──────── Entries

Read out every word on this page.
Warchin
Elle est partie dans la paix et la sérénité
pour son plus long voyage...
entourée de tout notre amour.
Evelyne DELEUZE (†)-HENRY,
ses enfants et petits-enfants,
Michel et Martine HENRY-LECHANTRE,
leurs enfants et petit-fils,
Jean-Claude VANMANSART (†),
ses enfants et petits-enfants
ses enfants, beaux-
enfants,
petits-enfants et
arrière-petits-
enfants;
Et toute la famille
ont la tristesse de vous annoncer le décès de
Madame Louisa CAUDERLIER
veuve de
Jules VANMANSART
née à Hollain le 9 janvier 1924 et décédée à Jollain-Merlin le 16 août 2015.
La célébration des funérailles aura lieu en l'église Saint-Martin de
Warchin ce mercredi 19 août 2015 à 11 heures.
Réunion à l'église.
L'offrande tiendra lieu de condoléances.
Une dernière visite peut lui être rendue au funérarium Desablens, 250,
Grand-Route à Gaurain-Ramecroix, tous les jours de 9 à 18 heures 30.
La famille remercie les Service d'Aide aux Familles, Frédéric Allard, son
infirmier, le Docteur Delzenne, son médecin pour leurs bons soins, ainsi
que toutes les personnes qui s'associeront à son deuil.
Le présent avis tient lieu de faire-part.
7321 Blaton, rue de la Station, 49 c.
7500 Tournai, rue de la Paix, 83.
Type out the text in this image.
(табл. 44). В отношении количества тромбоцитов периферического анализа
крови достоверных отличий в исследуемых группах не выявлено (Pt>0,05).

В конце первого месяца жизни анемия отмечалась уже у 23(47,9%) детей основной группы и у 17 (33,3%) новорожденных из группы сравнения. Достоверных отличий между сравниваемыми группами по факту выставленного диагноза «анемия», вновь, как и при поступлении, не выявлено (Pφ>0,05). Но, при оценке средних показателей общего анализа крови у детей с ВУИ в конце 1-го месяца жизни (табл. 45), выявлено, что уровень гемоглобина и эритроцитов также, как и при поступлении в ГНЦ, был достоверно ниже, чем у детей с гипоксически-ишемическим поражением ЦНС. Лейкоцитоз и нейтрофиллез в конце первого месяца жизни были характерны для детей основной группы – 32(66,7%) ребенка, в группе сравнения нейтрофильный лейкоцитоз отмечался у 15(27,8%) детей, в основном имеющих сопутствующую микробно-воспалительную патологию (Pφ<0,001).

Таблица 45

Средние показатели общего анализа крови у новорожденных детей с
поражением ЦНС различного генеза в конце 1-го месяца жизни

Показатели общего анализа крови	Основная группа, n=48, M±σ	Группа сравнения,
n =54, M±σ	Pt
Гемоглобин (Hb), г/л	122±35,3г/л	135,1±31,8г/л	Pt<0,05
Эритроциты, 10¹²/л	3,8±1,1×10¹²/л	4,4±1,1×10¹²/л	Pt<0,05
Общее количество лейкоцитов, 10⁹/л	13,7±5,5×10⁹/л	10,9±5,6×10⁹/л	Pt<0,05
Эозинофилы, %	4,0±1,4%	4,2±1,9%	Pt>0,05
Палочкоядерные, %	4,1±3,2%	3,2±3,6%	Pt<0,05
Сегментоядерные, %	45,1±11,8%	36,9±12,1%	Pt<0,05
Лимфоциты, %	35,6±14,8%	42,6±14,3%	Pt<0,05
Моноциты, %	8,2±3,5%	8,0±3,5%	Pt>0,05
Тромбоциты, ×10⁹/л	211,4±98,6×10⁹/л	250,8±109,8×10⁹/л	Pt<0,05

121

────────────────

Retype the listing. Match it exactly.

Read out every word on this page.
Warchin
Elle est partie dans la paix et la sérénité
pour son plus long voyage...
entourée de tout notre amour.
Evelyne DELEUZE (†)-HENRY,
ses enfants et petits-enfants,
Michel et Martine HENRY-LECHANTRE,
leurs enfants et petit-fils,
Jean-Claude VANMANSART (†),
ses enfants et petits-enfants
ses enfants, beaux-
enfants,
petits-enfants et
arrière-petits-
enfants;
Et toute la famille
ont la tristesse de vous annoncer le décès de
Madame Louisa CAUDERLIER
veuve de
Jules VANMANSART
née à Hollain le 9 janvier 1924 et décédée à Jollain-Merlin le 16 août 2015.
La célébration des funérailles aura lieu en l'église Saint-Martin de
Warchin ce mercredi 19 août 2015 à 11 heures.
Réunion à l'église.
L'offrande tiendra lieu de condoléances.
Une dernière visite peut lui être rendue au funérarium Desablens, 250,
Grand-Route à Gaurain-Ramecroix, tous les jours de 9 à 18 heures 30.
La famille remercie les Service d'Aide aux Familles, Frédéric Allard, son
infirmier, le Docteur Delzenne, son médecin pour leurs bons soins, ainsi
que toutes les personnes qui s'associeront à son deuil.
Le présent avis tient lieu de faire-part.
7321 Blaton, rue de la Station, 49 c.
7500 Tournai, rue de la Paix, 83.
Type out the text in this image.
(табл. 44). В отношении количества тромбоцитов периферического анализа
крови достоверных отличий в исследуемых группах не выявлено (Pt>0,05).

В конце первого месяца жизни анемия отмечалась уже у 23(47,9%) детей основной группы и у 17 (33,3%) новорожденных из группы сравнения. Достоверных отличий между сравниваемыми группами по факту выставленного диагноза «анемия», вновь, как и при поступлении, не выявлено (Pφ>0,05). Но, при оценке средних показателей общего анализа крови у детей с ВУИ в конце 1-го месяца жизни (табл. 45), выявлено, что уровень гемоглобина и эритроцитов также, как и при поступлении в ГНЦ, был достоверно ниже, чем у детей с гипоксически-ишемическим поражением ЦНС. Лейкоцитоз и нейтрофиллез в конце первого месяца жизни были характерны для детей основной группы – 32(66,7%) ребенка, в группе сравнения нейтрофильный лейкоцитоз отмечался у 15(27,8%) детей, в основном имеющих сопутствующую микробно-воспалительную патологию (Pφ<0,001).

Таблица 45

Средние показатели общего анализа крови у новорожденных детей с
поражением ЦНС различного генеза в конце 1-го месяца жизни

Показатели общего анализа крови	Основная группа, n=48, M±σ	Группа сравнения,
n =54, M±σ	Pt
Гемоглобин (Hb), г/л	122±35,3г/л	135,1±31,8г/л	Pt<0,05
Эритроциты, 10¹²/л	3,8±1,1×10¹²/л	4,4±1,1×10¹²/л	Pt<0,05
Общее количество лейкоцитов, 10⁹/л	13,7±5,5×10⁹/л	10,9±5,6×10⁹/л	Pt<0,05
Эозинофилы, %	4,0±1,4%	4,2±1,9%	Pt>0,05
Палочкоядерные, %	4,1±3,2%	3,2±3,6%	Pt<0,05
Сегментоядерные, %	45,1±11,8%	36,9±12,1%	Pt<0,05
Лимфоциты, %	35,6±14,8%	42,6±14,3%	Pt<0,05
Моноциты, %	8,2±3,5%	8,0±3,5%	Pt>0,05
Тромбоциты, ×10⁹/л	211,4±98,6×10⁹/л	250,8±109,8×10⁹/л	Pt<0,05

121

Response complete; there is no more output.